### Problems to work on
A – According to the Okta integration guide, what must be set as the Core Grant Type?
B – List every setting in the Okta integration guide that is given a specific value, along with that value.
C – Continue the Okta integration guide after its last step.

── Text segment

Okta Integration with Mandatly

Integrating Okta with Mandatly application streamlines user authentication by enabling Single Sign-On (SSO). This integration allows users to access the Mandatly application using their Okta credentials, enhancing convenience and security. Once configured, users can log in to Mandatly application with a single set of credentials managed through Okta, reducing the need for multiple passwords and improving overall user experience.

Follow the few steps given below:

1. Login to your Okta account.
2. Navigate to Directory -> People -> Add person.
3. Add all users who require access to the Mandatly account.
   
   
   
   Note: If the intended users for Mandatly are already established in Okta, you may skip steps 2 and 3.
   
   
4. Navigate to Applications -> Applications -> Create App Integration

5. Select the Sign-in method = OIDC - OpenID Connect and Application type = Web Application and click on the Next button.
   
   
   
6. Name your App integration as MandatlyApp and add Mandatly’s logo in Logo field.
7. Ensure that the Authorization Code is set as the Core Grant Type.
8. Enter the Mandatly’s login URL in Sign-in redirect URLs.
   https://<tenancyname>.mandatlyonline.com/account/login
   
   
   
   
9. Select the Controlled Access type as per your requirement.

────
── Dataset records

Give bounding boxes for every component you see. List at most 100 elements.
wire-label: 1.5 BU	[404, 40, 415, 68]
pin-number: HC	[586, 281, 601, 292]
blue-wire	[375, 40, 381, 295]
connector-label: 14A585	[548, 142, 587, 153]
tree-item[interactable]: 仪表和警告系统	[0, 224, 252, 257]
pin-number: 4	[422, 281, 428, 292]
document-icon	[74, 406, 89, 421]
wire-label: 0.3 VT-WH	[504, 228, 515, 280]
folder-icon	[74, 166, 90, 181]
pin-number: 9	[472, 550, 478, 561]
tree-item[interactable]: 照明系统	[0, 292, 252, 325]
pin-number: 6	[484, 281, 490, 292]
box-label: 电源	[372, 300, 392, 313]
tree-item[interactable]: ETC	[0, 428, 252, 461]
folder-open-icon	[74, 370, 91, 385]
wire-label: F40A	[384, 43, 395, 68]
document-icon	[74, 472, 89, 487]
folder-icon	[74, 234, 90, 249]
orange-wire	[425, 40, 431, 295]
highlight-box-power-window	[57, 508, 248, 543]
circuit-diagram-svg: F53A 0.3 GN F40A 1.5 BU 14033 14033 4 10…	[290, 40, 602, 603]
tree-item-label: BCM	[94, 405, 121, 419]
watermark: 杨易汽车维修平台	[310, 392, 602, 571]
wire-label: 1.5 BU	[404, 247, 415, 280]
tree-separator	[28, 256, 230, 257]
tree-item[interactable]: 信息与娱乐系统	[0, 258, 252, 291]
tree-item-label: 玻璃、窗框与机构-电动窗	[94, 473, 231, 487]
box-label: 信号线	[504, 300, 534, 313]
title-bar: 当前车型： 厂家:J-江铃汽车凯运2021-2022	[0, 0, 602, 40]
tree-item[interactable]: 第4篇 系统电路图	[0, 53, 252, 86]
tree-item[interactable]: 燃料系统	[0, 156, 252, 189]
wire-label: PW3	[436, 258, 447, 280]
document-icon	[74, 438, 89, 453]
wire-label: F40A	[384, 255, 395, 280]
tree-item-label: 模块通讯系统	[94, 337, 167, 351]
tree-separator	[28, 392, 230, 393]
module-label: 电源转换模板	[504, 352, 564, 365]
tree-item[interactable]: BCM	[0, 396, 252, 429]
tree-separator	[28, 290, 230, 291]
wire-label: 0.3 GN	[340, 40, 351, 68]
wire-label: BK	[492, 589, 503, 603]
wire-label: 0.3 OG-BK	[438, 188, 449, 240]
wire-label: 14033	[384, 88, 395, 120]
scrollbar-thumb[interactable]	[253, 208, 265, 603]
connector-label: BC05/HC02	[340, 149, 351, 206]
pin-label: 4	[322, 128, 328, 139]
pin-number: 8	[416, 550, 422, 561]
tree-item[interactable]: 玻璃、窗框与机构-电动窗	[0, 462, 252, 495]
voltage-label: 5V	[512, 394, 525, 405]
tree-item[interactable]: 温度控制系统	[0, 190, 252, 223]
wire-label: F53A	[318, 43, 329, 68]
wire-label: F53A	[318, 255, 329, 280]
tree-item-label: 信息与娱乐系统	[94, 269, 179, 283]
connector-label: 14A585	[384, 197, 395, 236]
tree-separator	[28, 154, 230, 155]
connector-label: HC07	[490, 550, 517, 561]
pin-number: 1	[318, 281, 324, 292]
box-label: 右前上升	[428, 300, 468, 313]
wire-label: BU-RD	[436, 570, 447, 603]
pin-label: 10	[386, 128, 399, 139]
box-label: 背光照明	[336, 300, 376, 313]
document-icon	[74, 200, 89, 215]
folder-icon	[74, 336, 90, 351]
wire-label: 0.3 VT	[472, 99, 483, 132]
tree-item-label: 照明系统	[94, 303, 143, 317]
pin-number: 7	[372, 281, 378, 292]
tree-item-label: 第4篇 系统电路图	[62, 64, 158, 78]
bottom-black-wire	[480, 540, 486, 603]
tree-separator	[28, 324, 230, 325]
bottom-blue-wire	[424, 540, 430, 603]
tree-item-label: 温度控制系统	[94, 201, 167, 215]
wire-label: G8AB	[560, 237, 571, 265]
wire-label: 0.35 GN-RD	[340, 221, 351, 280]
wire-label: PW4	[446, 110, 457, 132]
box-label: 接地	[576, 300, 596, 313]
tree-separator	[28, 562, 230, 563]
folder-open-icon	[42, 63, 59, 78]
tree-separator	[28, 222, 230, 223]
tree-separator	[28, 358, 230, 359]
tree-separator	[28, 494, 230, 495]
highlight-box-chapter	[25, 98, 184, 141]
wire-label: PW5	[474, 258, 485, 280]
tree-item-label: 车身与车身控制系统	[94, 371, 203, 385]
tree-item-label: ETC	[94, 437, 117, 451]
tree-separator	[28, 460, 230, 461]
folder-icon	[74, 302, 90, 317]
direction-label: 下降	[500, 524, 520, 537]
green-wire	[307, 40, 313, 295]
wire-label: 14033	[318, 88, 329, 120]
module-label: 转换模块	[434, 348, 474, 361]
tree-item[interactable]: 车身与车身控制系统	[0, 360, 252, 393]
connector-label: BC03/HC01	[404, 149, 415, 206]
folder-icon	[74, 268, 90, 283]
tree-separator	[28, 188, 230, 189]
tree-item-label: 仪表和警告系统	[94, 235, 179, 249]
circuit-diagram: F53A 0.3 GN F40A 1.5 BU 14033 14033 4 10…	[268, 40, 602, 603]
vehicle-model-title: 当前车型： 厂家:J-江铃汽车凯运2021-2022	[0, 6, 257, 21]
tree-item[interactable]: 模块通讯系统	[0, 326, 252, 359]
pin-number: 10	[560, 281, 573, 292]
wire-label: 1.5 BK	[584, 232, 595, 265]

────

### Task responses
A – Authorization Code

B –
- Sign-in method: OIDC - OpenID Connect
- Application type: Web Application
- App integration name: MandatlyApp
- Logo: Mandatly's logo
- Core Grant Type: Authorization Code
- Sign-in redirect URLs: Mandatly's login URL, https://<tenancyname>.mandatlyonline.com/account/login

C –
10. If you select Allow everyone in your organization to access, turn off the Immediate access with Federation Broker Mode.
11. Click on the Save button.
    

12. Navigate to General Settings section -> Edit -> Grant Type -> Advanced.
13. Select Implicit (hybrid) and Allow ID Token with implicit grant type if you want your Response Type to be id_token. 
14. Select Implicit (hybrid) and Allow Access Token with implicit grant type if you want your Response Type to be token.        
15. If you do not select the other grant type, set the Response Type to be Code.
    
    
    
    Note: Response Type setting is done in Mandatly system -> Administration -> Settings -> External Login Settings.
    
    
    
    
16. Navigate to Login section-> Login initiated by.
17. Select Either Okta or App in Login initiated by.
18. Select Display application icon to users in Application visibility.
19. Select Redirect to app to initiate login (OIDC Compliant) in Login flow.
20. Enter the Initiate login URL:
    https://<tenancyname>.mandatlyonline.com/account/login?OID=1
     

21. Click on the Save button.
22. Copy and securely save the Client ID and Client Secret for use in your Mandatly account.

Note: After the application has been created, you can assign it to the existing users by navigating to Directory -> People.

23. Login to your Mandatly account.
24. Navigate to Administration -> Settings -> External Login Settings.
25. Uncheck the “Disable External Login” checkbox        

Other features: 

• Auto generate new user: The system will automatically generate a new user in Mandatly if any user is created in Okta after app Integration. 
• Visible External Login Button on Login Screen: Display the login button on login screen even when the user directly accesses Mandatly portal URL.

26. Enter the Client Id and Client Secret as copied from your Okta account.
27. Enter the https://<oktasubdomain>.okta.com in Authority (okta issuer) and https://<oktasubdomain>.okta.com/oauth2/v1/authorize in Login URL (okta authorization_endpoint).
    Note: Replace okta subdomain with your actual okta subdomain.

28. Navigate to User Management.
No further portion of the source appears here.